Your objective => Every record here needs to be written out again exactly.

Stored records:
START
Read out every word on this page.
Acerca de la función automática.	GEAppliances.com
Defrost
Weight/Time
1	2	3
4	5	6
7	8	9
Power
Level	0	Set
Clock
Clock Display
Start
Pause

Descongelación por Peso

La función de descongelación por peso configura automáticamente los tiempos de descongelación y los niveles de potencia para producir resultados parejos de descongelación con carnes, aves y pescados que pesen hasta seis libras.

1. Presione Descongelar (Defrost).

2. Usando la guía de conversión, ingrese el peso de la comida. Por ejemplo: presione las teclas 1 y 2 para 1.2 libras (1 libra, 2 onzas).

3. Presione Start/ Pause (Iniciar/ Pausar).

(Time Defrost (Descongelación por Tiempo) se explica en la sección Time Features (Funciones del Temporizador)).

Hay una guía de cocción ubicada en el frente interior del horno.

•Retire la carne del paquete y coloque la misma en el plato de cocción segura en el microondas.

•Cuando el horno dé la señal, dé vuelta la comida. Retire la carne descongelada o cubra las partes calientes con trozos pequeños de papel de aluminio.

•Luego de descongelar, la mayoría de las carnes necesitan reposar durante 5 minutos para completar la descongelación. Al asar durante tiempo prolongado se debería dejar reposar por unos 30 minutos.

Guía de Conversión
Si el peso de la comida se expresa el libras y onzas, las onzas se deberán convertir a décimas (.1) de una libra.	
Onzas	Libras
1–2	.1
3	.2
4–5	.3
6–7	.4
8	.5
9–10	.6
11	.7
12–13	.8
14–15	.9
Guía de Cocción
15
END
Solution below =>
Read out every word on this page.
Acerca de la función automática.	GEAppliances.com
Defrost
Weight/Time
1	2	3
4	5	6
7	8	9
Power
Level	0	Set
Clock
Clock Display
Start
Pause

Descongelación por Peso

La función de descongelación por peso configura automáticamente los tiempos de descongelación y los niveles de potencia para producir resultados parejos de descongelación con carnes, aves y pescados que pesen hasta seis libras.

1. Presione Descongelar (Defrost).

2. Usando la guía de conversión, ingrese el peso de la comida. Por ejemplo: presione las teclas 1 y 2 para 1.2 libras (1 libra, 2 onzas).

3. Presione Start/ Pause (Iniciar/ Pausar).

(Time Defrost (Descongelación por Tiempo) se explica en la sección Time Features (Funciones del Temporizador)).

Hay una guía de cocción ubicada en el frente interior del horno.

•Retire la carne del paquete y coloque la misma en el plato de cocción segura en el microondas.

•Cuando el horno dé la señal, dé vuelta la comida. Retire la carne descongelada o cubra las partes calientes con trozos pequeños de papel de aluminio.

•Luego de descongelar, la mayoría de las carnes necesitan reposar durante 5 minutos para completar la descongelación. Al asar durante tiempo prolongado se debería dejar reposar por unos 30 minutos.

Guía de Conversión
Si el peso de la comida se expresa el libras y onzas, las onzas se deberán convertir a décimas (.1) de una libra.	
Onzas	Libras
1–2	.1
3	.2
4–5	.3
6–7	.4
8	.5
9–10	.6
11	.7
12–13	.8
14–15	.9
Guía de Cocción
15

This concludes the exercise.